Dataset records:
** Start **

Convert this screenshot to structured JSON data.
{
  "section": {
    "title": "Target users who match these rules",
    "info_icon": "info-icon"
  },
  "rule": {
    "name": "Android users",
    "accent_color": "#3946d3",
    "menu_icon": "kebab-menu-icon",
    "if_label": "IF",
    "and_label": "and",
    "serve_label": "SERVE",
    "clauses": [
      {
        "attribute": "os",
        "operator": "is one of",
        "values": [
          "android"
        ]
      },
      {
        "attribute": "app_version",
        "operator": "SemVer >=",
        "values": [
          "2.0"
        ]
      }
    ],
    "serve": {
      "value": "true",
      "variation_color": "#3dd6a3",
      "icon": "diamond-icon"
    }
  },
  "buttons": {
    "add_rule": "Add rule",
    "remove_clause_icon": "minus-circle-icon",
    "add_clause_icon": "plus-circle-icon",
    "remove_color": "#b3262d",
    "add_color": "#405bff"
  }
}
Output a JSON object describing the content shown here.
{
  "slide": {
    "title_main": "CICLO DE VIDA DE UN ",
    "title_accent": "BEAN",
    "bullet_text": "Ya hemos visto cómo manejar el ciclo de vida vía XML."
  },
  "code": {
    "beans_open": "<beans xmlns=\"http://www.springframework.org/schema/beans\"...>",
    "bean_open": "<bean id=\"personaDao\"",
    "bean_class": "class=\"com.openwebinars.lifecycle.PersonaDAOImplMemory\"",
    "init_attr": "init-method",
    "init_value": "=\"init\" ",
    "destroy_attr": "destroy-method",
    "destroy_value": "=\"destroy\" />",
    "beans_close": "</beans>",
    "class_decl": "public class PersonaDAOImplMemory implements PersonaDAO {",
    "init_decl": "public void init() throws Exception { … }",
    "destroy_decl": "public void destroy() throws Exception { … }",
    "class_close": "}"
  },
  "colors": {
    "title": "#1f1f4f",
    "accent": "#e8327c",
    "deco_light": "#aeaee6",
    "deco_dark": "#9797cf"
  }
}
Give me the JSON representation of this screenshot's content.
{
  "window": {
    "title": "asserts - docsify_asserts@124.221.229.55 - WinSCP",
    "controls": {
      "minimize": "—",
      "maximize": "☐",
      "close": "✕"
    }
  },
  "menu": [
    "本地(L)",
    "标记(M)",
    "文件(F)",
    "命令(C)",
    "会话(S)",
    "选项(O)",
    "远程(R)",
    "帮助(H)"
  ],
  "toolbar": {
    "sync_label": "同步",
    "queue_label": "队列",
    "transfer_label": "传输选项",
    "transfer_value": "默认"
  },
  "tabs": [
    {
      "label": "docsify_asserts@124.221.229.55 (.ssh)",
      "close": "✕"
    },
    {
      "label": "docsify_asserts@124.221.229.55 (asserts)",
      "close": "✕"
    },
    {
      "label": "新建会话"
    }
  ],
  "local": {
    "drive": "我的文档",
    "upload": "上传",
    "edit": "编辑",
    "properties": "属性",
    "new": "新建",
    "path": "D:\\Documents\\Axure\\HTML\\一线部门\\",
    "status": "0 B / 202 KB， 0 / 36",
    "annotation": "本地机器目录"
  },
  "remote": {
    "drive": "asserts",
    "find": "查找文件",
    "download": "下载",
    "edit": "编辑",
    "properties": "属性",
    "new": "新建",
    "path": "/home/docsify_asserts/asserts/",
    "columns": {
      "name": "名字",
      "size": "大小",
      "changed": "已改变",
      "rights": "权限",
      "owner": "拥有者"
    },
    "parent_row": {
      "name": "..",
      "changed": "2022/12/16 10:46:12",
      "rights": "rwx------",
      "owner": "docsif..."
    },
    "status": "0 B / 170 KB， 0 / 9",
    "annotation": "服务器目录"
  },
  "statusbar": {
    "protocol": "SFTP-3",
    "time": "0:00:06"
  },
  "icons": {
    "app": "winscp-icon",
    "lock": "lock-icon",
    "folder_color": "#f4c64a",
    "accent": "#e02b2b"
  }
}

** End **

*Aim*
Reproduce all the data word for word.

*Written reply*
Convert this screenshot to structured JSON data.
{
  "section": {
    "title": "Target users who match these rules",
    "info_icon": "info-icon"
  },
  "rule": {
    "name": "Android users",
    "accent_color": "#3946d3",
    "menu_icon": "kebab-menu-icon",
    "if_label": "IF",
    "and_label": "and",
    "serve_label": "SERVE",
    "clauses": [
      {
        "attribute": "os",
        "operator": "is one of",
        "values": [
          "android"
        ]
      },
      {
        "attribute": "app_version",
        "operator": "SemVer >=",
        "values": [
          "2.0"
        ]
      }
    ],
    "serve": {
      "value": "true",
      "variation_color": "#3dd6a3",
      "icon": "diamond-icon"
    }
  },
  "buttons": {
    "add_rule": "Add rule",
    "remove_clause_icon": "minus-circle-icon",
    "add_clause_icon": "plus-circle-icon",
    "remove_color": "#b3262d",
    "add_color": "#405bff"
  }
}
Output a JSON object describing the content shown here.
{
  "slide": {
    "title_main": "CICLO DE VIDA DE UN ",
    "title_accent": "BEAN",
    "bullet_text": "Ya hemos visto cómo manejar el ciclo de vida vía XML."
  },
  "code": {
    "beans_open": "<beans xmlns=\"http://www.springframework.org/schema/beans\"...>",
    "bean_open": "<bean id=\"personaDao\"",
    "bean_class": "class=\"com.openwebinars.lifecycle.PersonaDAOImplMemory\"",
    "init_attr": "init-method",
    "init_value": "=\"init\" ",
    "destroy_attr": "destroy-method",
    "destroy_value": "=\"destroy\" />",
    "beans_close": "</beans>",
    "class_decl": "public class PersonaDAOImplMemory implements PersonaDAO {",
    "init_decl": "public void init() throws Exception { … }",
    "destroy_decl": "public void destroy() throws Exception { … }",
    "class_close": "}"
  },
  "colors": {
    "title": "#1f1f4f",
    "accent": "#e8327c",
    "deco_light": "#aeaee6",
    "deco_dark": "#9797cf"
  }
}
Give me the JSON representation of this screenshot's content.
{
  "window": {
    "title": "asserts - docsify_asserts@124.221.229.55 - WinSCP",
    "controls": {
      "minimize": "—",
      "maximize": "☐",
      "close": "✕"
    }
  },
  "menu": [
    "本地(L)",
    "标记(M)",
    "文件(F)",
    "命令(C)",
    "会话(S)",
    "选项(O)",
    "远程(R)",
    "帮助(H)"
  ],
  "toolbar": {
    "sync_label": "同步",
    "queue_label": "队列",
    "transfer_label": "传输选项",
    "transfer_value": "默认"
  },
  "tabs": [
    {
      "label": "docsify_asserts@124.221.229.55 (.ssh)",
      "close": "✕"
    },
    {
      "label": "docsify_asserts@124.221.229.55 (asserts)",
      "close": "✕"
    },
    {
      "label": "新建会话"
    }
  ],
  "local": {
    "drive": "我的文档",
    "upload": "上传",
    "edit": "编辑",
    "properties": "属性",
    "new": "新建",
    "path": "D:\\Documents\\Axure\\HTML\\一线部门\\",
    "status": "0 B / 202 KB， 0 / 36",
    "annotation": "本地机器目录"
  },
  "remote": {
    "drive": "asserts",
    "find": "查找文件",
    "download": "下载",
    "edit": "编辑",
    "properties": "属性",
    "new": "新建",
    "path": "/home/docsify_asserts/asserts/",
    "columns": {
      "name": "名字",
      "size": "大小",
      "changed": "已改变",
      "rights": "权限",
      "owner": "拥有者"
    },
    "parent_row": {
      "name": "..",
      "changed": "2022/12/16 10:46:12",
      "rights": "rwx------",
      "owner": "docsif..."
    },
    "status": "0 B / 170 KB， 0 / 9",
    "annotation": "服务器目录"
  },
  "statusbar": {
    "protocol": "SFTP-3",
    "time": "0:00:06"
  },
  "icons": {
    "app": "winscp-icon",
    "lock": "lock-icon",
    "folder_color": "#f4c64a",
    "accent": "#e02b2b"
  }
}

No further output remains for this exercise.